++++ DOCUMENT SOURCE
Jusqu’ici,
mes pérégrinations américaines ont été menées surtout sur l’ancien territoire
de la Nouvelle-France. Cette fois-ci au lieu, j’ai eu le plaisir de visiter une
ancienne colonie britannique : la Virginie. Spécifiquement, j’ai visité le
« triangle historique », une région de l’état qui permet de faire un tour
complet de son histoire coloniale ainsi que celle des États-Unis. De sa
fondation à Jamestown, en passant par le 18e siècle à Williamsburg,
pour enfin rejoindre la naissance de la nouvelle république avec la victoire américaine
à Yorktown, c’est tout près de 175 ans d’histoire qu’on peut visiter dans une
circonférence faisant moins d’une heure de route.
Mon petit
compagnon de voyage était le livre L’Amérique
avant les États-Unis par Bertrand Van Ruymbeke, publié chez Champs,
collection Histoire. Pour mes lecteurs curieux d’en apprendre plus sur l’histoire
coloniale anglaise/britannique, je vous suggère cette excellente synthèse.
D’ailleurs, l’auteur peut s’enorgueillir du fait que je n’ai toujours pas
réussi à trouver un homologue de son livre de même qualité en anglais.
La première
chose que j’ai remarquée sur la route est la végétation complètement différente
à celle laquelle je suis habitué dans le Nord. C’est peut-être un peu naïf de
ma part, mais je trouve ça très intrigant et charmant de me sentir dépaysé par
la végétation. Ici, ce n’est plus le conifère qui est maître, mais le
feuillu : d’innombrables arbres que je ne saurais nommer parsèment les
montagnes de la Pennsylvanie et de la Virginie. Les paysages, en effet, sont
magnifiques : on doit d’ailleurs se méfier sur la route d’être trop distrait
par l’attrait des alentours, souvent à couper le souffle. Et tentez de les
photographier tant que vous voulez, les photos ne pourront jamais capturer la pleine
grandeur magnifique des Appalaches.
Notre arrivée
à destination avait pris plus de temps de prévu, puisque Cathrine, la
conductrice, insistait de passer en marge des grandes villes au lieu de suivre
la route la plus directe. Je dois d’ailleurs proposer que même en suivant la
route la plus courte, il est préférable de diviser son déplacement entre deux
jours afin d’éviter les mêmes mauvaises surprises que les nôtres. La
circulation était souvent imprévisible, même à l’extérieur des grandes villes
comme Baltimore et Washington. Dans notre cas, avec notre détour, ça nous a
pris 20 heures de route.
++++++++
++++ MATÉRIEL FOURNI
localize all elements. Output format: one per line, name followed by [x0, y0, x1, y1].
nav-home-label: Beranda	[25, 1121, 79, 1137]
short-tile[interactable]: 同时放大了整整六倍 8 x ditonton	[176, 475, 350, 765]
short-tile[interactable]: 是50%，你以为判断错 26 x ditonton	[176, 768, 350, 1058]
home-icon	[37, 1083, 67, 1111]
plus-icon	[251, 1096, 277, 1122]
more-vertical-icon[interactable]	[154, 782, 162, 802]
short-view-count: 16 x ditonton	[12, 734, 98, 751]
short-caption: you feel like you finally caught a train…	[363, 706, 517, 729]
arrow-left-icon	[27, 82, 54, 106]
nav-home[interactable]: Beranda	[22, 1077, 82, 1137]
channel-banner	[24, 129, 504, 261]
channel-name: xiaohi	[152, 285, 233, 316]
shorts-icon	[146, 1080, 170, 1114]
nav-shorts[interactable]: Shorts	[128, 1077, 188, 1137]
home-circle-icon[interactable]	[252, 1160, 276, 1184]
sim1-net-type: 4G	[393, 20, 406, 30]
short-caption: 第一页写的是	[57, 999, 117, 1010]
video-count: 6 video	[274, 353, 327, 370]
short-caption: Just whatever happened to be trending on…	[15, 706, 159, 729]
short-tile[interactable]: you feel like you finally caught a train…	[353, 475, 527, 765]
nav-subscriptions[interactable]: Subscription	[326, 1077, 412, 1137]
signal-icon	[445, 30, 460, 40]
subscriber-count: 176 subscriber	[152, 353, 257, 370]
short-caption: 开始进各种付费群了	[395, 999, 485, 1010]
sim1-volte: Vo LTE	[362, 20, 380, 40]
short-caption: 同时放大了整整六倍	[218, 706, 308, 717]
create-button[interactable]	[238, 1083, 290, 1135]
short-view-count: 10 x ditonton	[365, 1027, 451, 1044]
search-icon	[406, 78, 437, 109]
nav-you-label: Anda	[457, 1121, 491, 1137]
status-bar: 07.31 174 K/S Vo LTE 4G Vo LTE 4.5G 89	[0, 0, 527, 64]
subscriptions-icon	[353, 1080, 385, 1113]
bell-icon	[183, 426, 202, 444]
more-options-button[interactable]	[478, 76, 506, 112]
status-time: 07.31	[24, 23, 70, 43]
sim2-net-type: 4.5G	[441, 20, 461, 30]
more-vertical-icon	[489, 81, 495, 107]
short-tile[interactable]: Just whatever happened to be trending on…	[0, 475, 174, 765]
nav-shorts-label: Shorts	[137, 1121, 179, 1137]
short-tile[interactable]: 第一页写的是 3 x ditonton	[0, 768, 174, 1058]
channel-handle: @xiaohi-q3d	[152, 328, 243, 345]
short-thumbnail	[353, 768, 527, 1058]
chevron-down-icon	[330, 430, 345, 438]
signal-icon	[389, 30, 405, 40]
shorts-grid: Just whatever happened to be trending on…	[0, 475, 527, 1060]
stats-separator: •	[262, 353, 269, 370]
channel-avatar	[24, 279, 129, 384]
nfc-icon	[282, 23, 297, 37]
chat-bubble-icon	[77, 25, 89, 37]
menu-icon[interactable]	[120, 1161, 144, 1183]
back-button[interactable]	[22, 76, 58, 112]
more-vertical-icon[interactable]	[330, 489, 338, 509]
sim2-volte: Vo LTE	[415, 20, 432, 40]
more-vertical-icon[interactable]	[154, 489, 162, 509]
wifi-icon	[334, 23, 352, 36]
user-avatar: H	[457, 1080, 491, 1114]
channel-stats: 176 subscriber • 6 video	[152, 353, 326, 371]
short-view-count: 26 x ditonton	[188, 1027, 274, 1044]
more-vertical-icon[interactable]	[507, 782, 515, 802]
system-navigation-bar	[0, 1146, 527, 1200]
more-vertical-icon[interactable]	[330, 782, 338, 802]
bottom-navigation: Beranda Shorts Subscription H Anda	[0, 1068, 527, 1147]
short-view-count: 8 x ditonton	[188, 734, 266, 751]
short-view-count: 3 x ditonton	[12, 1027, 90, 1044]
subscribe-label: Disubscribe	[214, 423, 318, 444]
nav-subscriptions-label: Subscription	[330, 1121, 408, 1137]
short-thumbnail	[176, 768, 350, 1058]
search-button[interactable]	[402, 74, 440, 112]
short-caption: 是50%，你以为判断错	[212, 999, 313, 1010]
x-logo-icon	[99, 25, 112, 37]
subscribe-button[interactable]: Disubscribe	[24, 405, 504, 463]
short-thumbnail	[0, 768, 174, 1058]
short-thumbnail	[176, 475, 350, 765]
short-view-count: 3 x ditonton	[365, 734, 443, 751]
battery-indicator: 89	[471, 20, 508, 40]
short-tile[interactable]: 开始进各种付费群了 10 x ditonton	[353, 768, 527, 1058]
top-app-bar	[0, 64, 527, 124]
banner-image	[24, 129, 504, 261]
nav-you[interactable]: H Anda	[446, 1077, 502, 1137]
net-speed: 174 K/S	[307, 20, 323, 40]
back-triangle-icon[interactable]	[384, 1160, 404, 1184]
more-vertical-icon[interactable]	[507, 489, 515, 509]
++++++++
CONSIGNE: Dans le récit de voyage en Virginie, reprenez mot pour mot tout ce qui va de « La première » jusqu'à « magnifique des Appalaches. ».

RÉPONSE ATTENDUE:
La première
chose que j’ai remarquée sur la route est la végétation complètement différente
à celle laquelle je suis habitué dans le Nord. C’est peut-être un peu naïf de
ma part, mais je trouve ça très intrigant et charmant de me sentir dépaysé par
la végétation. Ici, ce n’est plus le conifère qui est maître, mais le
feuillu : d’innombrables arbres que je ne saurais nommer parsèment les
montagnes de la Pennsylvanie et de la Virginie. Les paysages, en effet, sont
magnifiques : on doit d’ailleurs se méfier sur la route d’être trop distrait
par l’attrait des alentours, souvent à couper le souffle. Et tentez de les
photographier tant que vous voulez, les photos ne pourront jamais capturer la pleine
grandeur magnifique des Appalaches.